▶ _Objective_
Drop the pictures, then extract the listing word for word.

▶ _Material to process_
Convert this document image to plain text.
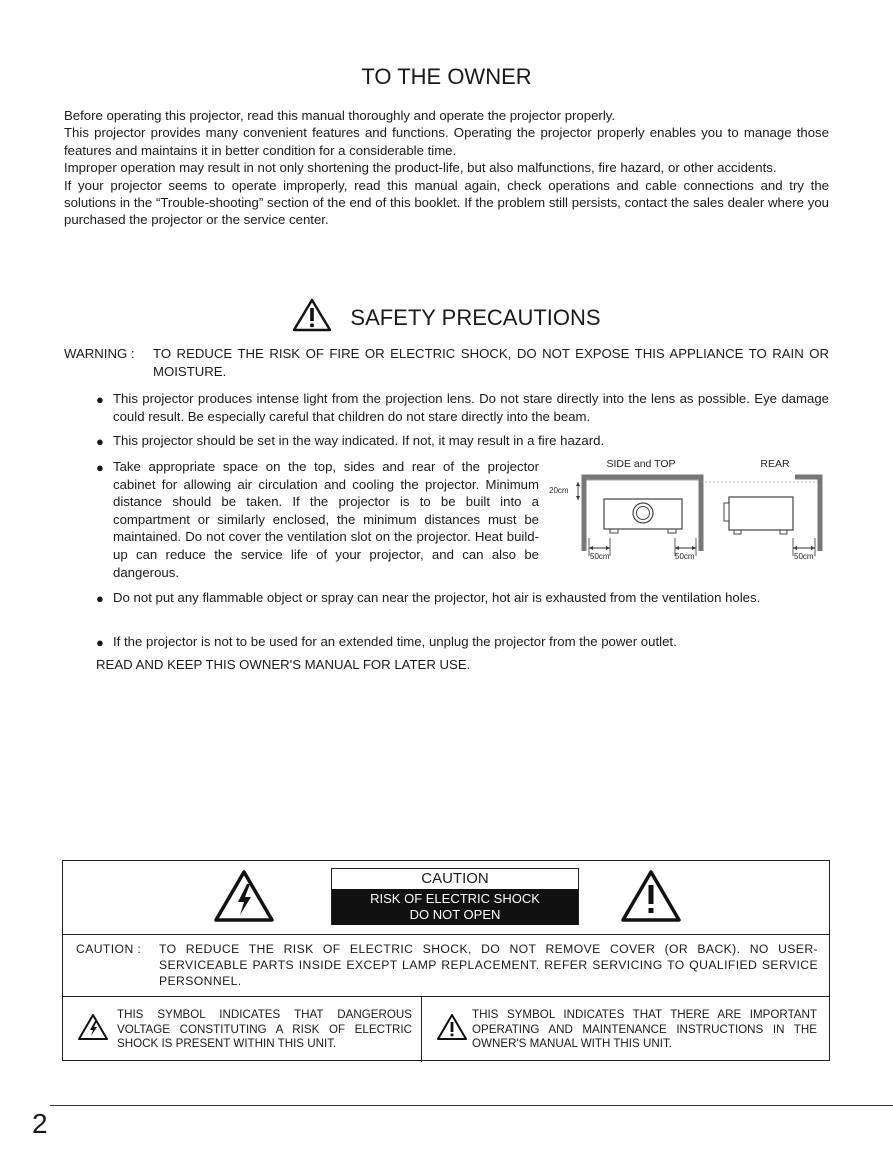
TO THE OWNER

Before operating this projector, read this manual thoroughly and operate the projector properly.

This projector provides many convenient features and functions. Operating the projector properly enables you to manage those features and maintains it in better condition for a considerable time.

Improper operation may result in not only shortening the product-life, but also malfunctions, fire hazard, or other accidents.

If your projector seems to operate improperly, read this manual again, check operations and cable connections and try the solutions in the “Trouble-shooting” section of the end of this booklet. If the problem still persists, contact the sales dealer where you purchased the projector or the service center.

SAFETY PRECAUTIONS
WARNING : TO REDUCE THE RISK OF FIRE OR ELECTRIC SHOCK, DO NOT EXPOSE THIS APPLIANCE TO RAIN OR MOISTURE.
● This projector produces intense light from the projection lens. Do not stare directly into the lens as possible. Eye damage could result. Be especially careful that children do not stare directly into the beam.
● This projector should be set in the way indicated. If not, it may result in a fire hazard.
● Take appropriate space on the top, sides and rear of the projector cabinet for allowing air circulation and cooling the projector. Minimum distance should be taken. If the projector is to be built into a compartment or similarly enclosed, the minimum distances must be maintained. Do not cover the ventilation slot on the projector. Heat build-up can reduce the service life of your projector, and can also be dangerous.
SIDE and TOP	REAR
20cm
50cm	50cm	50cm
● Do not put any flammable object or spray can near the projector, hot air is exhausted from the ventilation holes.
● If the projector is not to be used for an extended time, unplug the projector from the power outlet.
READ AND KEEP THIS OWNER'S MANUAL FOR LATER USE.
CAUTION
RISK OF ELECTRIC SHOCK
DO NOT OPEN
CAUTION : TO REDUCE THE RISK OF ELECTRIC SHOCK, DO NOT REMOVE COVER (OR BACK). NO USER-SERVICEABLE PARTS INSIDE EXCEPT LAMP REPLACEMENT. REFER SERVICING TO QUALIFIED SERVICE PERSONNEL.
THIS SYMBOL INDICATES THAT DANGEROUS VOLTAGE CONSTITUTING A RISK OF ELECTRIC SHOCK IS PRESENT WITHIN THIS UNIT.
THIS SYMBOL INDICATES THAT THERE ARE IMPORTANT OPERATING AND MAINTENANCE INSTRUCTIONS IN THE OWNER'S MANUAL WITH THIS UNIT.
2
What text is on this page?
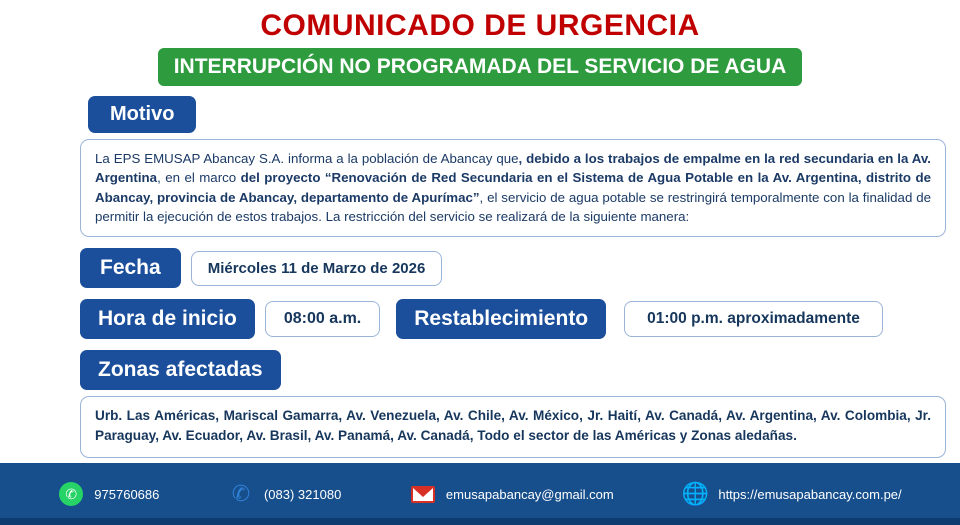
COMUNICADO DE URGENCIA
INTERRUPCIÓN NO PROGRAMADA DEL SERVICIO DE AGUA
Motivo
La EPS EMUSAP Abancay S.A. informa a la población de Abancay que, debido a los trabajos de empalme en la red secundaria en la Av. Argentina, en el marco del proyecto “Renovación de Red Secundaria en el Sistema de Agua Potable en la Av. Argentina, distrito de Abancay, provincia de Abancay, departamento de Apurímac”, el servicio de agua potable se restringirá temporalmente con la finalidad de permitir la ejecución de estos trabajos. La restricción del servicio se realizará de la siguiente manera:
Fecha	Miércoles 11 de Marzo de 2026
Hora de inicio	08:00 a.m.	Restablecimiento	01:00 p.m. aproximadamente
Zonas afectadas
Urb. Las Américas, Mariscal Gamarra, Av. Venezuela, Av. Chile, Av. México, Jr. Haití, Av. Canadá, Av. Argentina, Av. Colombia, Jr. Paraguay, Av. Ecuador, Av. Brasil, Av. Panamá, Av. Canadá, Todo el sector de las Américas y Zonas aledañas.
✆	975760686	✆ (083) 321080	emusapabancay@gmail.com	🌐 https://emusapabancay.com.pe/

▶ _Task response_
Convert this document image to plain text.
TO THE OWNER

Before operating this projector, read this manual thoroughly and operate the projector properly.

This projector provides many convenient features and functions. Operating the projector properly enables you to manage those features and maintains it in better condition for a considerable time.

Improper operation may result in not only shortening the product-life, but also malfunctions, fire hazard, or other accidents.

If your projector seems to operate improperly, read this manual again, check operations and cable connections and try the solutions in the “Trouble-shooting” section of the end of this booklet. If the problem still persists, contact the sales dealer where you purchased the projector or the service center.

SAFETY PRECAUTIONS
WARNING : TO REDUCE THE RISK OF FIRE OR ELECTRIC SHOCK, DO NOT EXPOSE THIS APPLIANCE TO RAIN OR MOISTURE.
● This projector produces intense light from the projection lens. Do not stare directly into the lens as possible. Eye damage could result. Be especially careful that children do not stare directly into the beam.
● This projector should be set in the way indicated. If not, it may result in a fire hazard.
● Take appropriate space on the top, sides and rear of the projector cabinet for allowing air circulation and cooling the projector. Minimum distance should be taken. If the projector is to be built into a compartment or similarly enclosed, the minimum distances must be maintained. Do not cover the ventilation slot on the projector. Heat build-up can reduce the service life of your projector, and can also be dangerous.
SIDE and TOP	REAR
20cm
50cm	50cm	50cm
● Do not put any flammable object or spray can near the projector, hot air is exhausted from the ventilation holes.
● If the projector is not to be used for an extended time, unplug the projector from the power outlet.
READ AND KEEP THIS OWNER'S MANUAL FOR LATER USE.
CAUTION
RISK OF ELECTRIC SHOCK
DO NOT OPEN
CAUTION : TO REDUCE THE RISK OF ELECTRIC SHOCK, DO NOT REMOVE COVER (OR BACK). NO USER-SERVICEABLE PARTS INSIDE EXCEPT LAMP REPLACEMENT. REFER SERVICING TO QUALIFIED SERVICE PERSONNEL.
THIS SYMBOL INDICATES THAT DANGEROUS VOLTAGE CONSTITUTING A RISK OF ELECTRIC SHOCK IS PRESENT WITHIN THIS UNIT.
THIS SYMBOL INDICATES THAT THERE ARE IMPORTANT OPERATING AND MAINTENANCE INSTRUCTIONS IN THE OWNER'S MANUAL WITH THIS UNIT.
2
What text is on this page?
COMUNICADO DE URGENCIA
INTERRUPCIÓN NO PROGRAMADA DEL SERVICIO DE AGUA
Motivo
La EPS EMUSAP Abancay S.A. informa a la población de Abancay que, debido a los trabajos de empalme en la red secundaria en la Av. Argentina, en el marco del proyecto “Renovación de Red Secundaria en el Sistema de Agua Potable en la Av. Argentina, distrito de Abancay, provincia de Abancay, departamento de Apurímac”, el servicio de agua potable se restringirá temporalmente con la finalidad de permitir la ejecución de estos trabajos. La restricción del servicio se realizará de la siguiente manera:
Fecha	Miércoles 11 de Marzo de 2026
Hora de inicio	08:00 a.m.	Restablecimiento	01:00 p.m. aproximadamente
Zonas afectadas
Urb. Las Américas, Mariscal Gamarra, Av. Venezuela, Av. Chile, Av. México, Jr. Haití, Av. Canadá, Av. Argentina, Av. Colombia, Jr. Paraguay, Av. Ecuador, Av. Brasil, Av. Panamá, Av. Canadá, Todo el sector de las Américas y Zonas aledañas.
✆	975760686	✆ (083) 321080	emusapabancay@gmail.com	🌐 https://emusapabancay.com.pe/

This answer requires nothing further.